··· Data shown
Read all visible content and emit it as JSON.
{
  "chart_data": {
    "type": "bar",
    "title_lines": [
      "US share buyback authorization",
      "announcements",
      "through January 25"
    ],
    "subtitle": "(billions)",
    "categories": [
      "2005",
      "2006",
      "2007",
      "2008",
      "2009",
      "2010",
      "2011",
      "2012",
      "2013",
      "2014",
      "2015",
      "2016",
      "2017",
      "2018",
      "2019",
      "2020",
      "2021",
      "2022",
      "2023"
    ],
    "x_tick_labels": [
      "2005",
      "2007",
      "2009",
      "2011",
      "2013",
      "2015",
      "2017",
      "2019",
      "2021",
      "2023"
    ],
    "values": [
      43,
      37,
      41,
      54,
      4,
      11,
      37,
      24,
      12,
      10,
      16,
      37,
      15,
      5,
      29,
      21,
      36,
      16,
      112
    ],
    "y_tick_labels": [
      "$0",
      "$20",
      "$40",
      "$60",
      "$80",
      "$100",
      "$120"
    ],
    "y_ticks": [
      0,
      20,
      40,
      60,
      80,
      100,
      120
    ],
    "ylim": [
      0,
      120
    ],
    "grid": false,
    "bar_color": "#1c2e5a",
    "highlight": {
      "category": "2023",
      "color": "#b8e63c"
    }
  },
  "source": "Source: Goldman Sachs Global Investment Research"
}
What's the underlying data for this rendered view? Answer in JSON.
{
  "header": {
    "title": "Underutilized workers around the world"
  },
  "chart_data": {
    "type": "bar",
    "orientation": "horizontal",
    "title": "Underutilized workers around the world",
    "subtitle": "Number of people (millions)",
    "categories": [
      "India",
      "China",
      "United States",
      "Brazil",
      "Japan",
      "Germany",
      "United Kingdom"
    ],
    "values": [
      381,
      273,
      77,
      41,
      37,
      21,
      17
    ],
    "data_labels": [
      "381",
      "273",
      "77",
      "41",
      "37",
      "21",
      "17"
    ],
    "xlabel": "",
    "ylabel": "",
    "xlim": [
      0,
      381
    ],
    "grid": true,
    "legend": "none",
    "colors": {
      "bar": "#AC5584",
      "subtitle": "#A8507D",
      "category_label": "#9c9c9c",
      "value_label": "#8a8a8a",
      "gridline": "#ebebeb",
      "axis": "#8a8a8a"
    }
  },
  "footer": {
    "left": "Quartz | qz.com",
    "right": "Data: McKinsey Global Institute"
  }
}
······
Stated exercise: Report all lines of the data that include the word "JSON".

Written solution:
Read all visible content and emit it as JSON.
What's the underlying data for this rendered view? Answer in JSON.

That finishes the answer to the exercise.